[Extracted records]
────────────────────────────────────────

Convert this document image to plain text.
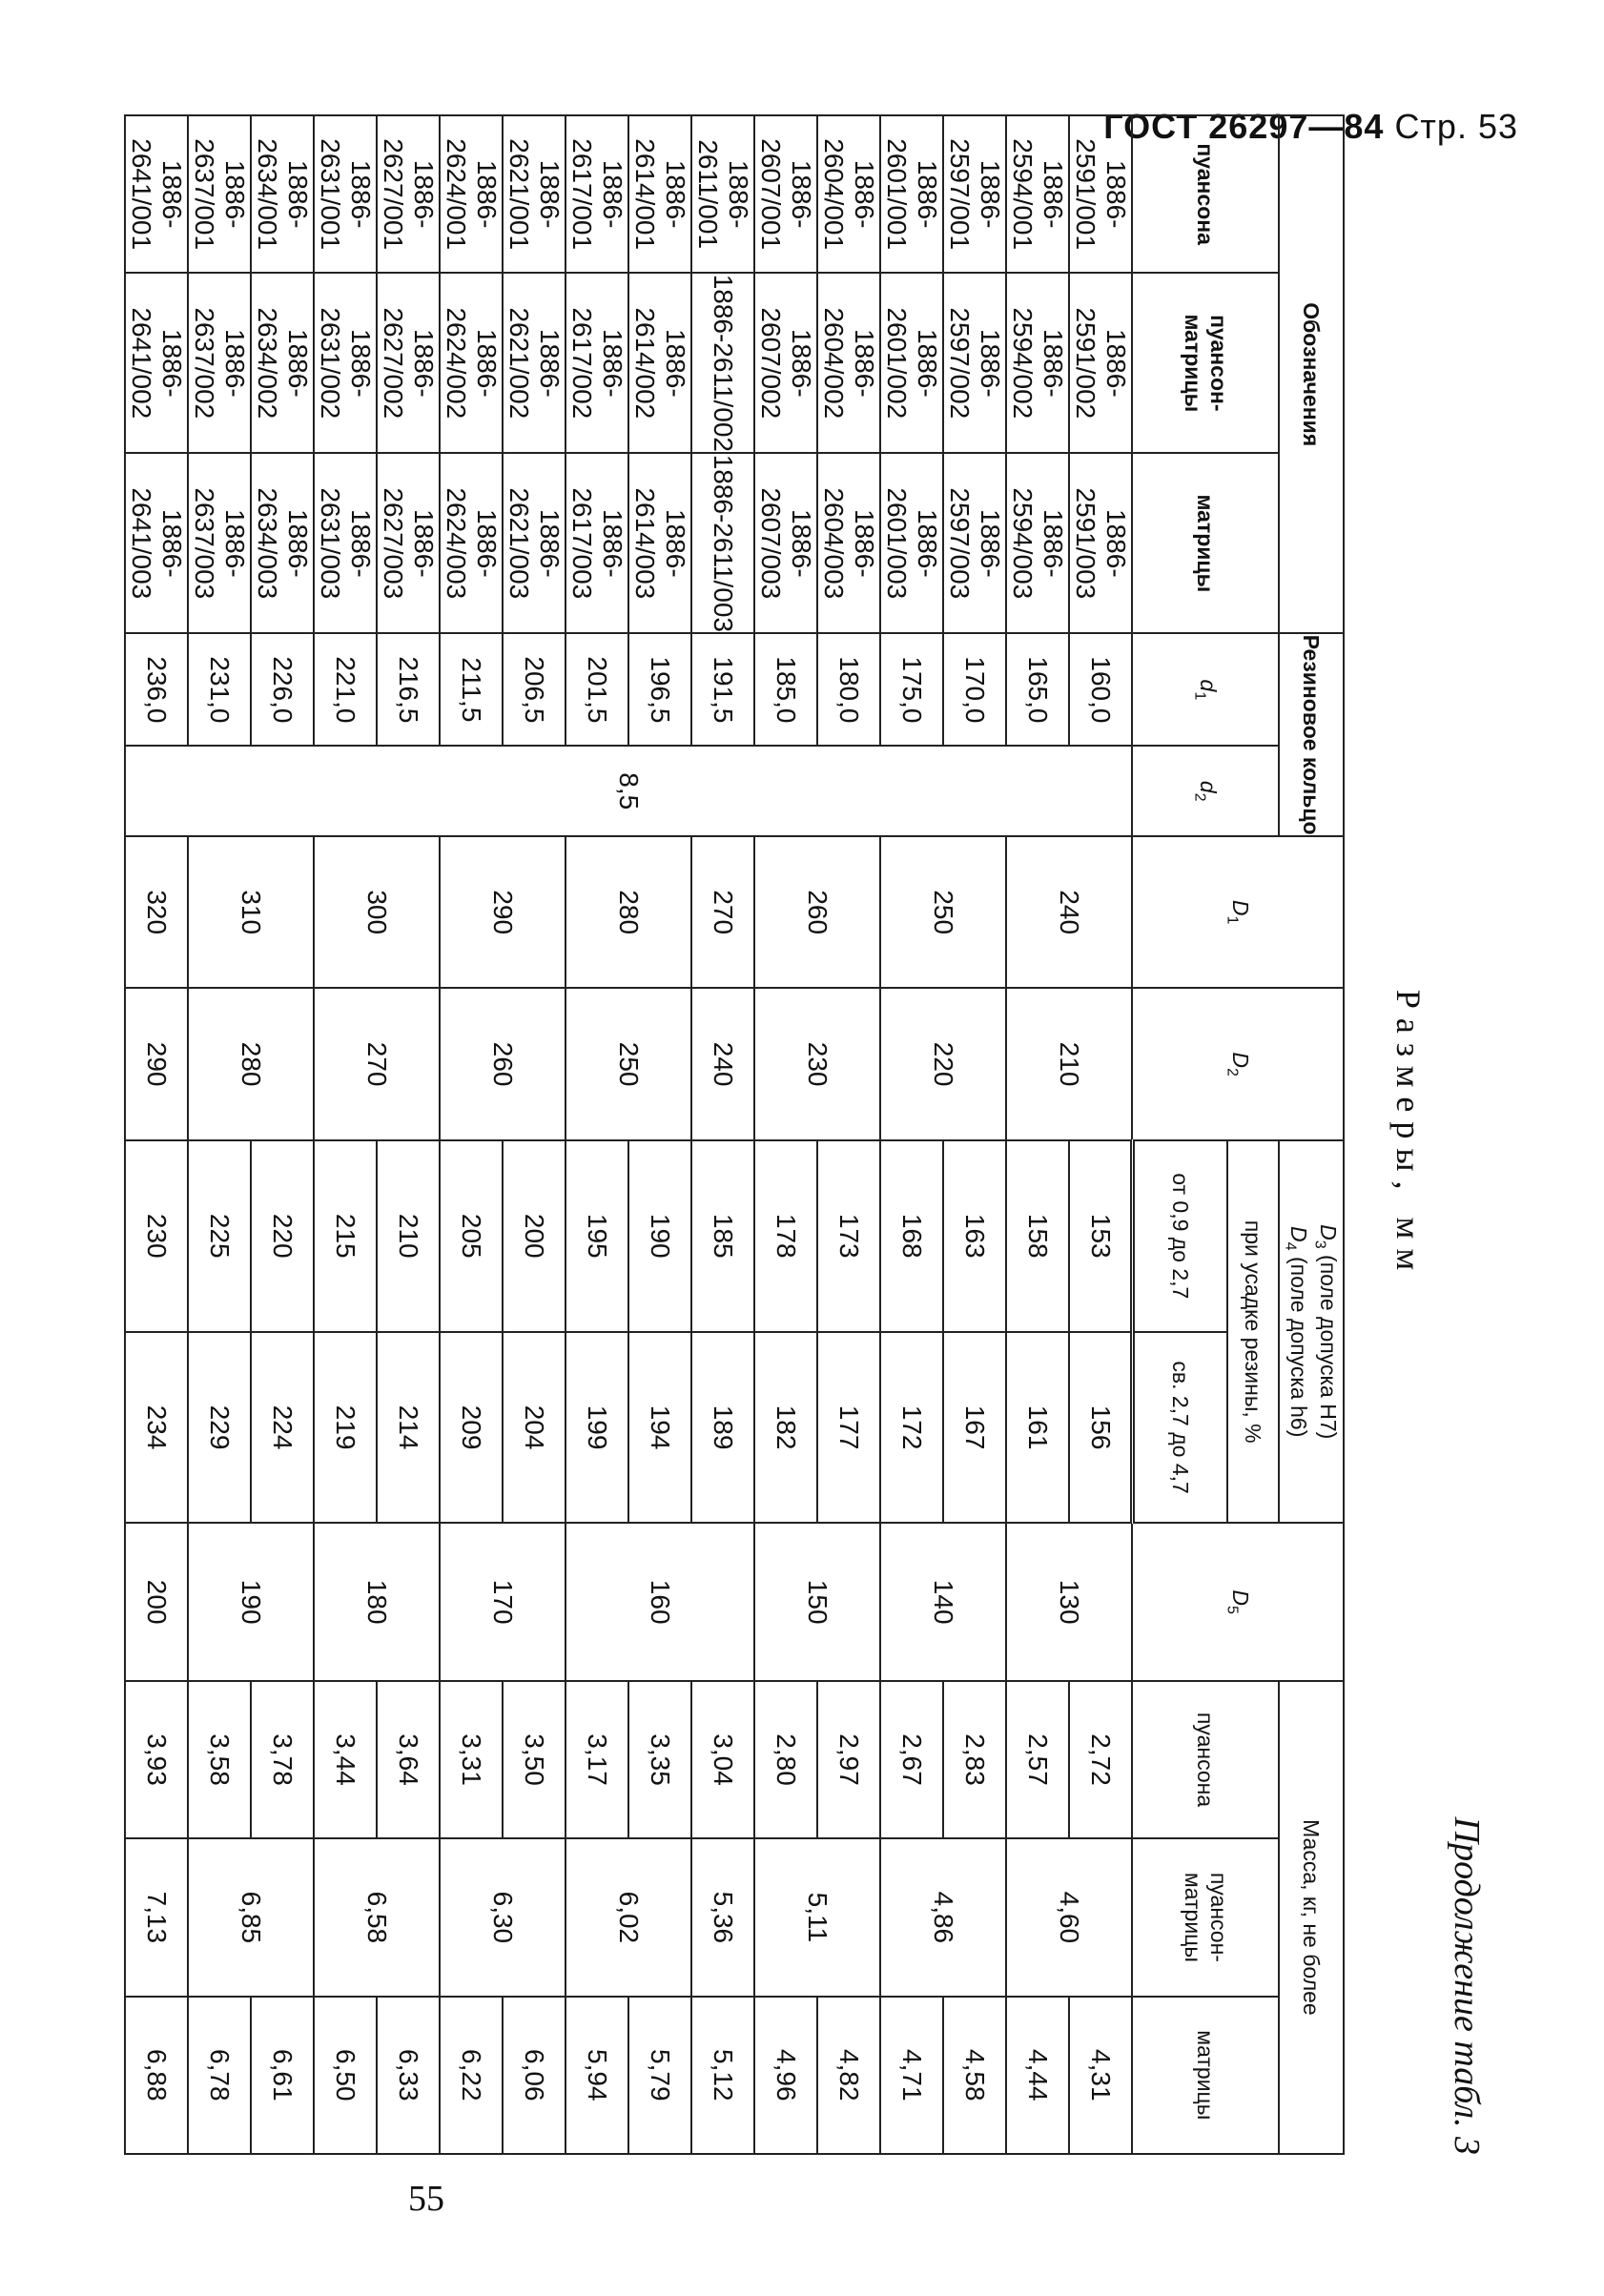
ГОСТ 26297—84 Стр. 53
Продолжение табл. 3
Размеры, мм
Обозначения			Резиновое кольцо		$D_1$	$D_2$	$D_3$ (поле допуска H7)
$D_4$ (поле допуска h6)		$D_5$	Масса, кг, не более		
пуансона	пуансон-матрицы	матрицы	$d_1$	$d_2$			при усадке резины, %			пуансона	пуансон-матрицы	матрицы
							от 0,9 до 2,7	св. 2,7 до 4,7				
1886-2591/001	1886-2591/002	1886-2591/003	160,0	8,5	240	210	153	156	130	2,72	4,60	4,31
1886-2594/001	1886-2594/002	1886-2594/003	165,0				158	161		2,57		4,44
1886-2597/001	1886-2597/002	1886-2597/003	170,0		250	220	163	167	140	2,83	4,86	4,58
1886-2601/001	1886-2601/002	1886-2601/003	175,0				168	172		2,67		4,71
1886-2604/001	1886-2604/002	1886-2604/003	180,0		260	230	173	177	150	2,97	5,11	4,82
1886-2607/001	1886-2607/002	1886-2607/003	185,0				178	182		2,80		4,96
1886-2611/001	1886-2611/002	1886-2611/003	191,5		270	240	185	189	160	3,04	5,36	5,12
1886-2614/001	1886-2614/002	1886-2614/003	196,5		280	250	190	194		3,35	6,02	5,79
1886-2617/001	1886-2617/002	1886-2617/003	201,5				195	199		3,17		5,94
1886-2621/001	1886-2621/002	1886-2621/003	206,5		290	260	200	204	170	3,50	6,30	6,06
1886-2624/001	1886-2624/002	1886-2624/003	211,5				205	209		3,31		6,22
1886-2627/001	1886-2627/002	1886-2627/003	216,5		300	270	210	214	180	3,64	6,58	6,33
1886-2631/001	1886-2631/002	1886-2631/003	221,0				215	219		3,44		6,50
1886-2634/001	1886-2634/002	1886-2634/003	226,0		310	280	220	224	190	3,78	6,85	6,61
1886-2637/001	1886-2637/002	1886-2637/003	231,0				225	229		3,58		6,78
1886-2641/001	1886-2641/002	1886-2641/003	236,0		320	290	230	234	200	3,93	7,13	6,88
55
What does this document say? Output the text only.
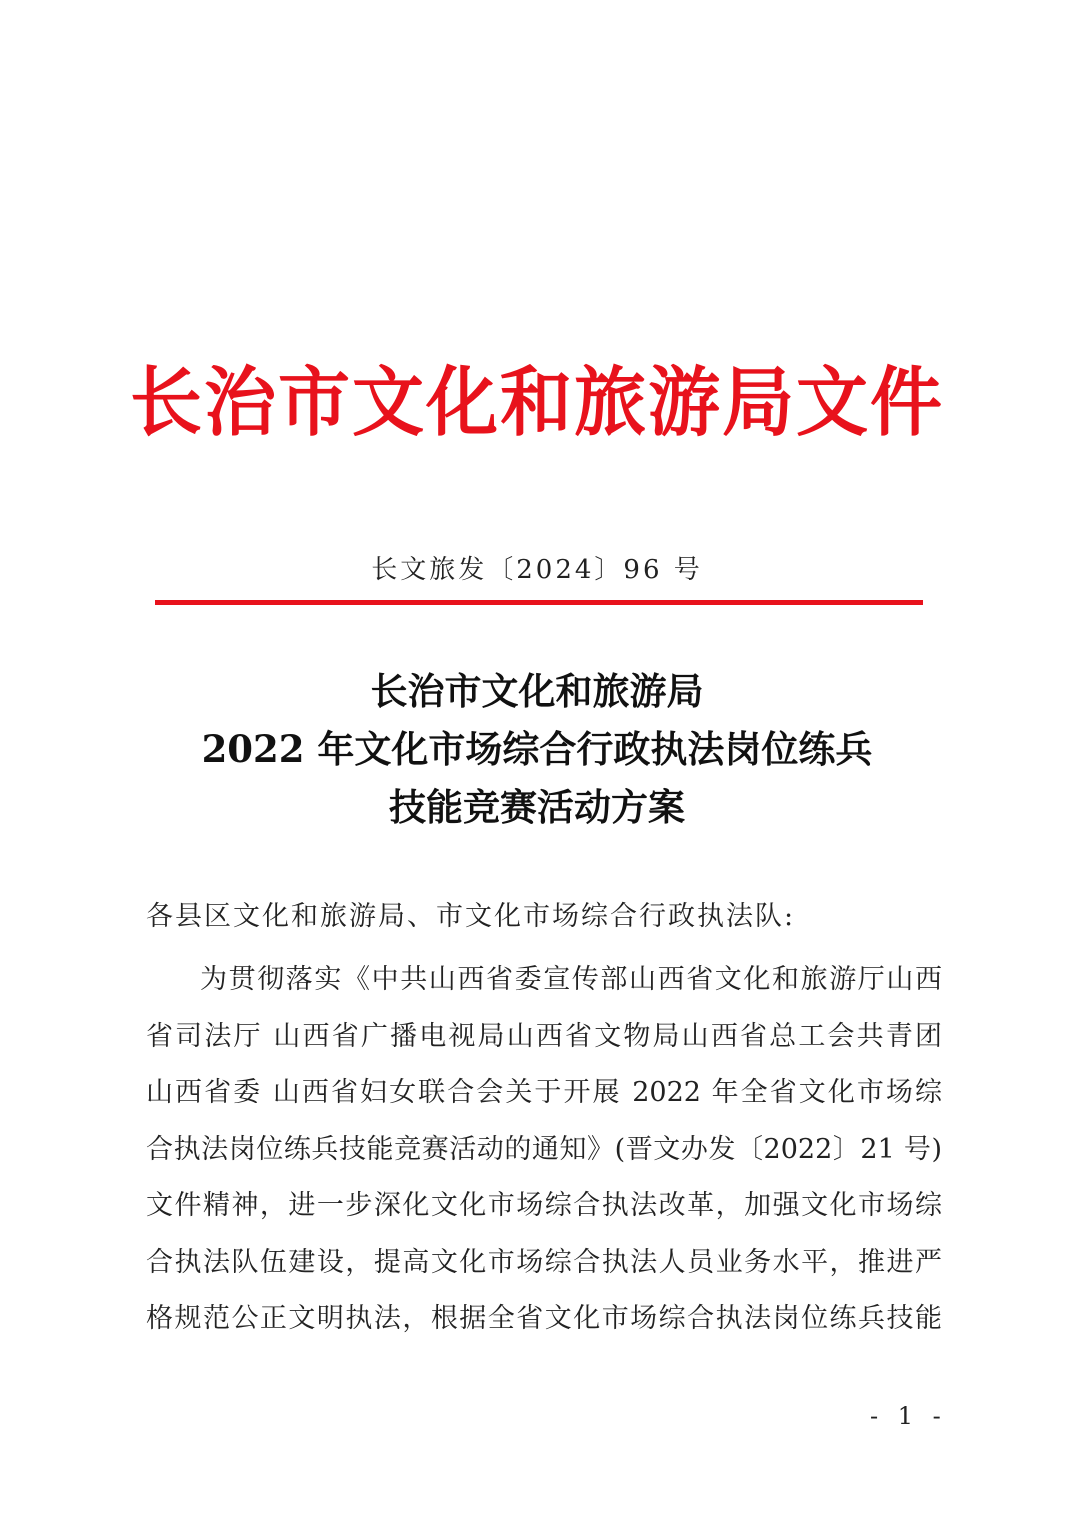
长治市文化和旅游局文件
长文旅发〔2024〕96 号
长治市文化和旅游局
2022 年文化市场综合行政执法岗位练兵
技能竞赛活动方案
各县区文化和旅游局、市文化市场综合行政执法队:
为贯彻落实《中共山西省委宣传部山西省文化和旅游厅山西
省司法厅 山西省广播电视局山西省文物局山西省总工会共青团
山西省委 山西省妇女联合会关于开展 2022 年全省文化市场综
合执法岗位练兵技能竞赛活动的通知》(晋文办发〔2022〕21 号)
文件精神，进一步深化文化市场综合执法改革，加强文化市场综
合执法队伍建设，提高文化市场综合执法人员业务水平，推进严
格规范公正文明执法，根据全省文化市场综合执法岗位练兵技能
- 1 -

────────────────────────────────────────

Give every line back word for word and leave the pictures out.

Convert this document image to plain text.
ГОСТ 26297—84 Стр. 53
Продолжение табл. 3
Размеры, мм
Обозначения			Резиновое кольцо		$D_1$	$D_2$	$D_3$ (поле допуска H7)
$D_4$ (поле допуска h6)		$D_5$	Масса, кг, не более		
пуансона	пуансон-матрицы	матрицы	$d_1$	$d_2$			при усадке резины, %			пуансона	пуансон-матрицы	матрицы
							от 0,9 до 2,7	св. 2,7 до 4,7				
1886-2591/001	1886-2591/002	1886-2591/003	160,0	8,5	240	210	153	156	130	2,72	4,60	4,31
1886-2594/001	1886-2594/002	1886-2594/003	165,0				158	161		2,57		4,44
1886-2597/001	1886-2597/002	1886-2597/003	170,0		250	220	163	167	140	2,83	4,86	4,58
1886-2601/001	1886-2601/002	1886-2601/003	175,0				168	172		2,67		4,71
1886-2604/001	1886-2604/002	1886-2604/003	180,0		260	230	173	177	150	2,97	5,11	4,82
1886-2607/001	1886-2607/002	1886-2607/003	185,0				178	182		2,80		4,96
1886-2611/001	1886-2611/002	1886-2611/003	191,5		270	240	185	189	160	3,04	5,36	5,12
1886-2614/001	1886-2614/002	1886-2614/003	196,5		280	250	190	194		3,35	6,02	5,79
1886-2617/001	1886-2617/002	1886-2617/003	201,5				195	199		3,17		5,94
1886-2621/001	1886-2621/002	1886-2621/003	206,5		290	260	200	204	170	3,50	6,30	6,06
1886-2624/001	1886-2624/002	1886-2624/003	211,5				205	209		3,31		6,22
1886-2627/001	1886-2627/002	1886-2627/003	216,5		300	270	210	214	180	3,64	6,58	6,33
1886-2631/001	1886-2631/002	1886-2631/003	221,0				215	219		3,44		6,50
1886-2634/001	1886-2634/002	1886-2634/003	226,0		310	280	220	224	190	3,78	6,85	6,61
1886-2637/001	1886-2637/002	1886-2637/003	231,0				225	229		3,58		6,78
1886-2641/001	1886-2641/002	1886-2641/003	236,0		320	290	230	234	200	3,93	7,13	6,88
55
What does this document say? Output the text only.
长治市文化和旅游局文件
长文旅发〔2024〕96 号
长治市文化和旅游局
2022 年文化市场综合行政执法岗位练兵
技能竞赛活动方案
各县区文化和旅游局、市文化市场综合行政执法队:
为贯彻落实《中共山西省委宣传部山西省文化和旅游厅山西
省司法厅 山西省广播电视局山西省文物局山西省总工会共青团
山西省委 山西省妇女联合会关于开展 2022 年全省文化市场综
合执法岗位练兵技能竞赛活动的通知》(晋文办发〔2022〕21 号)
文件精神，进一步深化文化市场综合执法改革，加强文化市场综
合执法队伍建设，提高文化市场综合执法人员业务水平，推进严
格规范公正文明执法，根据全省文化市场综合执法岗位练兵技能
- 1 -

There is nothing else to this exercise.